## start

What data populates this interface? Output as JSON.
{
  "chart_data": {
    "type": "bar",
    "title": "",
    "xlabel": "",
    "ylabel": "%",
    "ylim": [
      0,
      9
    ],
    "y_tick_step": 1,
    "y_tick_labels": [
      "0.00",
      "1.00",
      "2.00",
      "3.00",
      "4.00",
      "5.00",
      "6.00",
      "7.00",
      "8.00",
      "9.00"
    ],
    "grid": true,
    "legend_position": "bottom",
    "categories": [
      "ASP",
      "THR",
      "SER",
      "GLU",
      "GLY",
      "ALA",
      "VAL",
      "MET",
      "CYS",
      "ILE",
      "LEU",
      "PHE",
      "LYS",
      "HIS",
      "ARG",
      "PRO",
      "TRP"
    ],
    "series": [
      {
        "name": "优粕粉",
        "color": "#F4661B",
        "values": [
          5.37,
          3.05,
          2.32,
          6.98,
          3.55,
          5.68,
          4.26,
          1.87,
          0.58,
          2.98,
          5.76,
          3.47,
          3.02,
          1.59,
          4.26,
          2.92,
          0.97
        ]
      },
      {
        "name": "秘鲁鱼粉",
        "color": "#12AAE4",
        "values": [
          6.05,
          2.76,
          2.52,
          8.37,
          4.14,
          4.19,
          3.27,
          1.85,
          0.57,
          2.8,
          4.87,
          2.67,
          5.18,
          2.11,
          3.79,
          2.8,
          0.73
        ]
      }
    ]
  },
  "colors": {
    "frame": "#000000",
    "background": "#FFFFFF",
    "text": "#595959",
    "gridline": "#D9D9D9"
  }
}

## end

» **Instructions for the task**
Repeat the records exactly, including every line.

» **Reply**
What data populates this interface? Output as JSON.
{
  "chart_data": {
    "type": "bar",
    "title": "",
    "xlabel": "",
    "ylabel": "%",
    "ylim": [
      0,
      9
    ],
    "y_tick_step": 1,
    "y_tick_labels": [
      "0.00",
      "1.00",
      "2.00",
      "3.00",
      "4.00",
      "5.00",
      "6.00",
      "7.00",
      "8.00",
      "9.00"
    ],
    "grid": true,
    "legend_position": "bottom",
    "categories": [
      "ASP",
      "THR",
      "SER",
      "GLU",
      "GLY",
      "ALA",
      "VAL",
      "MET",
      "CYS",
      "ILE",
      "LEU",
      "PHE",
      "LYS",
      "HIS",
      "ARG",
      "PRO",
      "TRP"
    ],
    "series": [
      {
        "name": "优粕粉",
        "color": "#F4661B",
        "values": [
          5.37,
          3.05,
          2.32,
          6.98,
          3.55,
          5.68,
          4.26,
          1.87,
          0.58,
          2.98,
          5.76,
          3.47,
          3.02,
          1.59,
          4.26,
          2.92,
          0.97
        ]
      },
      {
        "name": "秘鲁鱼粉",
        "color": "#12AAE4",
        "values": [
          6.05,
          2.76,
          2.52,
          8.37,
          4.14,
          4.19,
          3.27,
          1.85,
          0.57,
          2.8,
          4.87,
          2.67,
          5.18,
          2.11,
          3.79,
          2.8,
          0.73
        ]
      }
    ]
  },
  "colors": {
    "frame": "#000000",
    "background": "#FFFFFF",
    "text": "#595959",
    "gridline": "#D9D9D9"
  }
}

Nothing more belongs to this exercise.